__Instruction__. Present the following data again exactly as it is shown.

Data entries
+ + + +

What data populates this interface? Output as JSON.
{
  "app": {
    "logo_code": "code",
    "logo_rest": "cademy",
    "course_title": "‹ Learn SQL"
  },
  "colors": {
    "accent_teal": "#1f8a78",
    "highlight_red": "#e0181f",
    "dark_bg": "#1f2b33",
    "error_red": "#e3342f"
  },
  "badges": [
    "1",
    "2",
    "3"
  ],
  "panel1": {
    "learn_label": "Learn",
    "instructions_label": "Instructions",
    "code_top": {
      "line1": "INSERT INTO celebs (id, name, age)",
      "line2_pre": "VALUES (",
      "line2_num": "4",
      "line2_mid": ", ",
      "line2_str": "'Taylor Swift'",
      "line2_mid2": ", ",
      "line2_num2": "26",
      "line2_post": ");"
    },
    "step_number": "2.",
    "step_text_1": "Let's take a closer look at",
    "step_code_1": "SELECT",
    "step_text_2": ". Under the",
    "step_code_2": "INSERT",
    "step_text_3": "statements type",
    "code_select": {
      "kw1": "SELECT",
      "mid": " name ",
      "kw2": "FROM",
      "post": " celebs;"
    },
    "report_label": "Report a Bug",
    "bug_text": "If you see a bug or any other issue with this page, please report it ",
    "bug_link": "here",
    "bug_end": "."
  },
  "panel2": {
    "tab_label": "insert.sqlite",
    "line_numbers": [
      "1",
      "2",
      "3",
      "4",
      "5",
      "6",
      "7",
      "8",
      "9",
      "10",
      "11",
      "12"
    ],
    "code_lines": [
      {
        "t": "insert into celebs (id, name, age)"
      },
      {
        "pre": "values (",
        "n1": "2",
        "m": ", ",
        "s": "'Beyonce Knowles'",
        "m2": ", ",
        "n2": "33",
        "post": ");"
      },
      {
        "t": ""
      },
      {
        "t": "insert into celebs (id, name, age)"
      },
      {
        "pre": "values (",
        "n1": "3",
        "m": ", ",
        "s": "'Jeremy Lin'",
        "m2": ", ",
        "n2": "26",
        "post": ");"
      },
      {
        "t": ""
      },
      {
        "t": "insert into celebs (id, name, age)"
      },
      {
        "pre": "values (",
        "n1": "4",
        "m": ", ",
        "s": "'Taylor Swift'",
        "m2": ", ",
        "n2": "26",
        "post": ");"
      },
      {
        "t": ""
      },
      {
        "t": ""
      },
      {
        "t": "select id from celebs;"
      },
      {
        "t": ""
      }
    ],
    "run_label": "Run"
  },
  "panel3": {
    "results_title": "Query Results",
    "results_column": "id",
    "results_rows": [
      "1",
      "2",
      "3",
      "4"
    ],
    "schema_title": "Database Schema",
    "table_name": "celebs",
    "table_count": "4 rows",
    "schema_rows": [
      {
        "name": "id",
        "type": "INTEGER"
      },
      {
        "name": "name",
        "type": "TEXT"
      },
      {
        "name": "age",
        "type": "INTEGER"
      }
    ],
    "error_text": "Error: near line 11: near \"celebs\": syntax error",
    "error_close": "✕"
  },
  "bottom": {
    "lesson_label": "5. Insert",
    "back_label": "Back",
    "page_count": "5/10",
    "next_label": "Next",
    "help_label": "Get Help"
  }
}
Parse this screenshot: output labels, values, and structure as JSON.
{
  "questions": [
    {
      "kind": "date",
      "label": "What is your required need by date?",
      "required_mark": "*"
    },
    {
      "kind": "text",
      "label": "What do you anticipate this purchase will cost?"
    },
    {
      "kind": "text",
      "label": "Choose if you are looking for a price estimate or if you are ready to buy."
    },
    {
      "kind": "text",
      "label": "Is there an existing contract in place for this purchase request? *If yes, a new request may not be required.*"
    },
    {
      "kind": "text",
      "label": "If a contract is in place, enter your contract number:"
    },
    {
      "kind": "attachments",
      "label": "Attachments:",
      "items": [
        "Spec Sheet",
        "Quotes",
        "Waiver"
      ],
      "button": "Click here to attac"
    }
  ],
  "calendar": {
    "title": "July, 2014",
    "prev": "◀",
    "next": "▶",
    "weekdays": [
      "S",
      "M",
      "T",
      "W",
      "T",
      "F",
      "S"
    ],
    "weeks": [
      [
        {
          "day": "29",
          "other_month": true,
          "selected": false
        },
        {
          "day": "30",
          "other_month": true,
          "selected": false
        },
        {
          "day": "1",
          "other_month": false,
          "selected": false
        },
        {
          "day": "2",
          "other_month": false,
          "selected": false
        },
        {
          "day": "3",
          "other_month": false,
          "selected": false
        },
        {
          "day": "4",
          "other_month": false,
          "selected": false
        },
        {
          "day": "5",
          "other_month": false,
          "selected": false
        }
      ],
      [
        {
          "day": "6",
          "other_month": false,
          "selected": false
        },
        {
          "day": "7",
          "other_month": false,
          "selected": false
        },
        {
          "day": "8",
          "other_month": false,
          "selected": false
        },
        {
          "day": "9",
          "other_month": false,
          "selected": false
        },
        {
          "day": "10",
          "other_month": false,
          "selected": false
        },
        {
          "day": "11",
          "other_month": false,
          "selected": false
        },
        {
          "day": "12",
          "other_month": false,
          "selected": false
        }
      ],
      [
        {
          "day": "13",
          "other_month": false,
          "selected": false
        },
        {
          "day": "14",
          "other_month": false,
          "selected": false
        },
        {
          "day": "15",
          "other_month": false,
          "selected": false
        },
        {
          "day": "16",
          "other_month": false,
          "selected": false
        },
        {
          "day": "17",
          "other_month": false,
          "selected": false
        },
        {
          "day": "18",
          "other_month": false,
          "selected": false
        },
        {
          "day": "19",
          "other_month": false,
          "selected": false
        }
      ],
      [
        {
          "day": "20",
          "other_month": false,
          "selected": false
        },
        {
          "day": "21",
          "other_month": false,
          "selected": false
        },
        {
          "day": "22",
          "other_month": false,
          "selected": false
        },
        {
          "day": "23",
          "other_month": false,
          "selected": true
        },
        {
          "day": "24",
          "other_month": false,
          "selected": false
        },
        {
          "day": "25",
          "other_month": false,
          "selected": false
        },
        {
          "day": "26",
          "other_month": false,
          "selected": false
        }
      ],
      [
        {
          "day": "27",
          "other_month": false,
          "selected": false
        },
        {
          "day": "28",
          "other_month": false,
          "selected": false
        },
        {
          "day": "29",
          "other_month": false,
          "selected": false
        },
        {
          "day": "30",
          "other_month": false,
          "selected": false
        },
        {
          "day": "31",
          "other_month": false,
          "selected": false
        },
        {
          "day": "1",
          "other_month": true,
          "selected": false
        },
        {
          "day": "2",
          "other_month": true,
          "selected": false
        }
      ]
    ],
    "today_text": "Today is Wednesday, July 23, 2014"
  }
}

+ + + +

__Completed exercise__.
What data populates this interface? Output as JSON.
{
  "app": {
    "logo_code": "code",
    "logo_rest": "cademy",
    "course_title": "‹ Learn SQL"
  },
  "colors": {
    "accent_teal": "#1f8a78",
    "highlight_red": "#e0181f",
    "dark_bg": "#1f2b33",
    "error_red": "#e3342f"
  },
  "badges": [
    "1",
    "2",
    "3"
  ],
  "panel1": {
    "learn_label": "Learn",
    "instructions_label": "Instructions",
    "code_top": {
      "line1": "INSERT INTO celebs (id, name, age)",
      "line2_pre": "VALUES (",
      "line2_num": "4",
      "line2_mid": ", ",
      "line2_str": "'Taylor Swift'",
      "line2_mid2": ", ",
      "line2_num2": "26",
      "line2_post": ");"
    },
    "step_number": "2.",
    "step_text_1": "Let's take a closer look at",
    "step_code_1": "SELECT",
    "step_text_2": ". Under the",
    "step_code_2": "INSERT",
    "step_text_3": "statements type",
    "code_select": {
      "kw1": "SELECT",
      "mid": " name ",
      "kw2": "FROM",
      "post": " celebs;"
    },
    "report_label": "Report a Bug",
    "bug_text": "If you see a bug or any other issue with this page, please report it ",
    "bug_link": "here",
    "bug_end": "."
  },
  "panel2": {
    "tab_label": "insert.sqlite",
    "line_numbers": [
      "1",
      "2",
      "3",
      "4",
      "5",
      "6",
      "7",
      "8",
      "9",
      "10",
      "11",
      "12"
    ],
    "code_lines": [
      {
        "t": "insert into celebs (id, name, age)"
      },
      {
        "pre": "values (",
        "n1": "2",
        "m": ", ",
        "s": "'Beyonce Knowles'",
        "m2": ", ",
        "n2": "33",
        "post": ");"
      },
      {
        "t": ""
      },
      {
        "t": "insert into celebs (id, name, age)"
      },
      {
        "pre": "values (",
        "n1": "3",
        "m": ", ",
        "s": "'Jeremy Lin'",
        "m2": ", ",
        "n2": "26",
        "post": ");"
      },
      {
        "t": ""
      },
      {
        "t": "insert into celebs (id, name, age)"
      },
      {
        "pre": "values (",
        "n1": "4",
        "m": ", ",
        "s": "'Taylor Swift'",
        "m2": ", ",
        "n2": "26",
        "post": ");"
      },
      {
        "t": ""
      },
      {
        "t": ""
      },
      {
        "t": "select id from celebs;"
      },
      {
        "t": ""
      }
    ],
    "run_label": "Run"
  },
  "panel3": {
    "results_title": "Query Results",
    "results_column": "id",
    "results_rows": [
      "1",
      "2",
      "3",
      "4"
    ],
    "schema_title": "Database Schema",
    "table_name": "celebs",
    "table_count": "4 rows",
    "schema_rows": [
      {
        "name": "id",
        "type": "INTEGER"
      },
      {
        "name": "name",
        "type": "TEXT"
      },
      {
        "name": "age",
        "type": "INTEGER"
      }
    ],
    "error_text": "Error: near line 11: near \"celebs\": syntax error",
    "error_close": "✕"
  },
  "bottom": {
    "lesson_label": "5. Insert",
    "back_label": "Back",
    "page_count": "5/10",
    "next_label": "Next",
    "help_label": "Get Help"
  }
}
Parse this screenshot: output labels, values, and structure as JSON.
{
  "questions": [
    {
      "kind": "date",
      "label": "What is your required need by date?",
      "required_mark": "*"
    },
    {
      "kind": "text",
      "label": "What do you anticipate this purchase will cost?"
    },
    {
      "kind": "text",
      "label": "Choose if you are looking for a price estimate or if you are ready to buy."
    },
    {
      "kind": "text",
      "label": "Is there an existing contract in place for this purchase request? *If yes, a new request may not be required.*"
    },
    {
      "kind": "text",
      "label": "If a contract is in place, enter your contract number:"
    },
    {
      "kind": "attachments",
      "label": "Attachments:",
      "items": [
        "Spec Sheet",
        "Quotes",
        "Waiver"
      ],
      "button": "Click here to attac"
    }
  ],
  "calendar": {
    "title": "July, 2014",
    "prev": "◀",
    "next": "▶",
    "weekdays": [
      "S",
      "M",
      "T",
      "W",
      "T",
      "F",
      "S"
    ],
    "weeks": [
      [
        {
          "day": "29",
          "other_month": true,
          "selected": false
        },
        {
          "day": "30",
          "other_month": true,
          "selected": false
        },
        {
          "day": "1",
          "other_month": false,
          "selected": false
        },
        {
          "day": "2",
          "other_month": false,
          "selected": false
        },
        {
          "day": "3",
          "other_month": false,
          "selected": false
        },
        {
          "day": "4",
          "other_month": false,
          "selected": false
        },
        {
          "day": "5",
          "other_month": false,
          "selected": false
        }
      ],
      [
        {
          "day": "6",
          "other_month": false,
          "selected": false
        },
        {
          "day": "7",
          "other_month": false,
          "selected": false
        },
        {
          "day": "8",
          "other_month": false,
          "selected": false
        },
        {
          "day": "9",
          "other_month": false,
          "selected": false
        },
        {
          "day": "10",
          "other_month": false,
          "selected": false
        },
        {
          "day": "11",
          "other_month": false,
          "selected": false
        },
        {
          "day": "12",
          "other_month": false,
          "selected": false
        }
      ],
      [
        {
          "day": "13",
          "other_month": false,
          "selected": false
        },
        {
          "day": "14",
          "other_month": false,
          "selected": false
        },
        {
          "day": "15",
          "other_month": false,
          "selected": false
        },
        {
          "day": "16",
          "other_month": false,
          "selected": false
        },
        {
          "day": "17",
          "other_month": false,
          "selected": false
        },
        {
          "day": "18",
          "other_month": false,
          "selected": false
        },
        {
          "day": "19",
          "other_month": false,
          "selected": false
        }
      ],
      [
        {
          "day": "20",
          "other_month": false,
          "selected": false
        },
        {
          "day": "21",
          "other_month": false,
          "selected": false
        },
        {
          "day": "22",
          "other_month": false,
          "selected": false
        },
        {
          "day": "23",
          "other_month": false,
          "selected": true
        },
        {
          "day": "24",
          "other_month": false,
          "selected": false
        },
        {
          "day": "25",
          "other_month": false,
          "selected": false
        },
        {
          "day": "26",
          "other_month": false,
          "selected": false
        }
      ],
      [
        {
          "day": "27",
          "other_month": false,
          "selected": false
        },
        {
          "day": "28",
          "other_month": false,
          "selected": false
        },
        {
          "day": "29",
          "other_month": false,
          "selected": false
        },
        {
          "day": "30",
          "other_month": false,
          "selected": false
        },
        {
          "day": "31",
          "other_month": false,
          "selected": false
        },
        {
          "day": "1",
          "other_month": true,
          "selected": false
        },
        {
          "day": "2",
          "other_month": true,
          "selected": false
        }
      ]
    ],
    "today_text": "Today is Wednesday, July 23, 2014"
  }
}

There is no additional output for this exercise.